EXERCISE AIM | Report, word for word, every line of the material that contains "ALICE".

PROVIDED DATA |
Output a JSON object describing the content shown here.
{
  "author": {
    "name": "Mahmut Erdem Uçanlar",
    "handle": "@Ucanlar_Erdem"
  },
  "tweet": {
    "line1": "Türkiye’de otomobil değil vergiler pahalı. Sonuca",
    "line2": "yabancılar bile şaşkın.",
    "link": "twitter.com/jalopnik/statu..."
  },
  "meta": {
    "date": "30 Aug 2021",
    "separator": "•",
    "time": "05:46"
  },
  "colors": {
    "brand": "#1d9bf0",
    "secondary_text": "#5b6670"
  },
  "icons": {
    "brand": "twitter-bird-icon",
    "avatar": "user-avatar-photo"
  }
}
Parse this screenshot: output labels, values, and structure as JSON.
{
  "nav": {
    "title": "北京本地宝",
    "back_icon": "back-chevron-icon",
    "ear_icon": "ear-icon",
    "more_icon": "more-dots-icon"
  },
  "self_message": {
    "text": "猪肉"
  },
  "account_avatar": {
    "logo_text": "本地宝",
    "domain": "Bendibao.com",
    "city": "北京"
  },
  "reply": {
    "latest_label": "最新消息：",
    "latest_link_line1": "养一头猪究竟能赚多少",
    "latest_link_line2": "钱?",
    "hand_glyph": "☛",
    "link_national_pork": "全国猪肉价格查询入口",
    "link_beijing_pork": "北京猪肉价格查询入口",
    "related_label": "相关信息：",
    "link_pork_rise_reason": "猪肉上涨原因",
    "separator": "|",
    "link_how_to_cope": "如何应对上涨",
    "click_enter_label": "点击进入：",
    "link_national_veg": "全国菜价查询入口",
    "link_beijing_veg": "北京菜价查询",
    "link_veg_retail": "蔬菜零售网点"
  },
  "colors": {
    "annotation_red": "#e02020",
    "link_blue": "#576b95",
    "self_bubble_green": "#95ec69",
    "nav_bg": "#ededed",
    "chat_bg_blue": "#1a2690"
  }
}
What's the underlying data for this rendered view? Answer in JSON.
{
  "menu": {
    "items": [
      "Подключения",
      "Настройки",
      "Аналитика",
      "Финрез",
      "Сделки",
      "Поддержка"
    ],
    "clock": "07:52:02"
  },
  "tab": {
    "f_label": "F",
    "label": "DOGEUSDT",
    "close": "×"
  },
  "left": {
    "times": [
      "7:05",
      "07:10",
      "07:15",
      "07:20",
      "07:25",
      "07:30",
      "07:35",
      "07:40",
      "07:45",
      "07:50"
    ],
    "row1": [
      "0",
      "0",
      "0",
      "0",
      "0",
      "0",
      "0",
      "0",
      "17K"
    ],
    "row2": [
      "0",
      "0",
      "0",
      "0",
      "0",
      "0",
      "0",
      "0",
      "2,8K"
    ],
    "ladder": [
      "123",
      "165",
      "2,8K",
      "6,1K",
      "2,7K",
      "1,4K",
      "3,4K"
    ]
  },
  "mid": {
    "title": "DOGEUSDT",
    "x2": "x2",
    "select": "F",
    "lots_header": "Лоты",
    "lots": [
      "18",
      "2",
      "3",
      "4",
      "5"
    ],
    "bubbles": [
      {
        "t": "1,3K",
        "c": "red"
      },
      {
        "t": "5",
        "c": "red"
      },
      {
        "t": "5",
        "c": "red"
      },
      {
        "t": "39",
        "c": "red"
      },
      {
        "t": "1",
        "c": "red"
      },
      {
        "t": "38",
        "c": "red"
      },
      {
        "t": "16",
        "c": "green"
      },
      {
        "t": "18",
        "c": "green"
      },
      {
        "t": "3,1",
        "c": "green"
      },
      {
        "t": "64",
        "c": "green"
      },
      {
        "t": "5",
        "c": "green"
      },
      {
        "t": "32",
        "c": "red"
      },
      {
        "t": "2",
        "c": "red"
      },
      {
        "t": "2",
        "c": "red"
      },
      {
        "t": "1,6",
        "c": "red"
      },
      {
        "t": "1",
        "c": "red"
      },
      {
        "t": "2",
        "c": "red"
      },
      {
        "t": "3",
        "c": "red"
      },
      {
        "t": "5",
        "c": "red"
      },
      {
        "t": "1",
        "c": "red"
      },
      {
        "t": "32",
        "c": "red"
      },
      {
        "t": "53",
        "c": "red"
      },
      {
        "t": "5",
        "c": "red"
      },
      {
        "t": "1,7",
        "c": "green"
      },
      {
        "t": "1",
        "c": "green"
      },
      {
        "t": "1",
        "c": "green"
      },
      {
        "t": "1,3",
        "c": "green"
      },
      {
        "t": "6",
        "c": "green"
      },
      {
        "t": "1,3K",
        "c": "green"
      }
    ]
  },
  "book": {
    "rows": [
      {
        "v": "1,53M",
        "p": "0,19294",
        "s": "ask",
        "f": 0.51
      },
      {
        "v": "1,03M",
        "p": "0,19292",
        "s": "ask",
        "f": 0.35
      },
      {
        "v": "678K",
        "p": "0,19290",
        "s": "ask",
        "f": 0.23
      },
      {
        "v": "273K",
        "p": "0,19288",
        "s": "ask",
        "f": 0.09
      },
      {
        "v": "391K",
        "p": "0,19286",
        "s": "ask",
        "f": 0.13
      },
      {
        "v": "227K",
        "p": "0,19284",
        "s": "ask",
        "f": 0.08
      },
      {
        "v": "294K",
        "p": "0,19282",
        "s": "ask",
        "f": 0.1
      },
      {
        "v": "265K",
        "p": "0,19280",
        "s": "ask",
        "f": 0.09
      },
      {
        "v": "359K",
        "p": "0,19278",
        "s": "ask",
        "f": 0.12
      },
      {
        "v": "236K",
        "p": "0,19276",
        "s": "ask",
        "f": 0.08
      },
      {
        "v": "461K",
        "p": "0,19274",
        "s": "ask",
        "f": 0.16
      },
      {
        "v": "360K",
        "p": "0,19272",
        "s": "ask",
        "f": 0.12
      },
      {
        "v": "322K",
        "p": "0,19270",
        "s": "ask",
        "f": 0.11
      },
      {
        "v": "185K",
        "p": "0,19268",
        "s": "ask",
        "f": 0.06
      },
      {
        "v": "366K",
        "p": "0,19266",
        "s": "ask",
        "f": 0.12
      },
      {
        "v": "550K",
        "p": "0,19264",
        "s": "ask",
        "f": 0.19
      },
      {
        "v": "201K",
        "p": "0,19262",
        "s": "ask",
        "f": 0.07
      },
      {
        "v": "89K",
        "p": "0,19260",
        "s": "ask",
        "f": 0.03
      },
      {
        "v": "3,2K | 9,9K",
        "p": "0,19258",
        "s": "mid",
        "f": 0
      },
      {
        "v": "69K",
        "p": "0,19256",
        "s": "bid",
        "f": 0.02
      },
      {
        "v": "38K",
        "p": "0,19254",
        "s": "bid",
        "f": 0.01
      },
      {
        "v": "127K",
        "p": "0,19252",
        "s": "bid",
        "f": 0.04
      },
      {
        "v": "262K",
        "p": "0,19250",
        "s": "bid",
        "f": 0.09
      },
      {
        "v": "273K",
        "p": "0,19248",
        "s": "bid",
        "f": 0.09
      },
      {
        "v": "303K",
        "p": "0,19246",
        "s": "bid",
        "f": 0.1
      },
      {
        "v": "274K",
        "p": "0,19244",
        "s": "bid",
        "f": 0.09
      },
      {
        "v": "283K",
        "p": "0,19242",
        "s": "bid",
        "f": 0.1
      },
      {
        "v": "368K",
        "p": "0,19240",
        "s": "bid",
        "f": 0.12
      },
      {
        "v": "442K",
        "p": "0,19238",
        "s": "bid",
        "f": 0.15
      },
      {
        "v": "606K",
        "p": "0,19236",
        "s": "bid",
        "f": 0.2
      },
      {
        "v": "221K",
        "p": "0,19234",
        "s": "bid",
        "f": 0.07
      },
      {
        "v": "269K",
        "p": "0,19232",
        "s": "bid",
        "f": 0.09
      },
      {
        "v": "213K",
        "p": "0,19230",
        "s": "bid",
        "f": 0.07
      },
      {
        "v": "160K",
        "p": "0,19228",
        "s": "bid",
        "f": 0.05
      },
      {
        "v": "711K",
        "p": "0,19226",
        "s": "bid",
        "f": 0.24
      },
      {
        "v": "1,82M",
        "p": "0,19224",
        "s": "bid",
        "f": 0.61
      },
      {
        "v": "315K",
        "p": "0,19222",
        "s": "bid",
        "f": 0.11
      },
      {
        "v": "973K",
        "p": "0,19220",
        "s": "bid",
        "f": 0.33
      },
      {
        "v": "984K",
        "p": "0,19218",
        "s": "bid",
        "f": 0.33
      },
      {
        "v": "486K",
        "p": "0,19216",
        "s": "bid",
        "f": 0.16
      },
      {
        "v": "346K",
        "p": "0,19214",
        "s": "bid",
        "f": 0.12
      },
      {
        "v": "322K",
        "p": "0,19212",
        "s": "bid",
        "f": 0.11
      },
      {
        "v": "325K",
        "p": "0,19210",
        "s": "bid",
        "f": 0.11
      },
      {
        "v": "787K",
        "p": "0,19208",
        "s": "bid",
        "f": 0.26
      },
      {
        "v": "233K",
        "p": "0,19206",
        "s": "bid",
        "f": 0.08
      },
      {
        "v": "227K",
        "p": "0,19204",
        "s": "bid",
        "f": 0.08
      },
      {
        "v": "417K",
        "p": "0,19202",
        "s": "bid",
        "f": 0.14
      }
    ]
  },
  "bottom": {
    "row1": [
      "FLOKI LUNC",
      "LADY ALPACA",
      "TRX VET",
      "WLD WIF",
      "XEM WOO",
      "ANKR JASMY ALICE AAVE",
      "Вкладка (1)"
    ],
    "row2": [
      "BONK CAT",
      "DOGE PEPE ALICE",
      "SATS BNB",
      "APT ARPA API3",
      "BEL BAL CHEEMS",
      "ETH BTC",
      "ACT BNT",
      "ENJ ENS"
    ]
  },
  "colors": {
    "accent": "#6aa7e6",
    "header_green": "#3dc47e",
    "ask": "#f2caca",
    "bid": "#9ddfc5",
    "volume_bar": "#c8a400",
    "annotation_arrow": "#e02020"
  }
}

PROBLEM SOLUTION |
      "ANKR JASMY ALICE AAVE",
      "DOGE PEPE ALICE",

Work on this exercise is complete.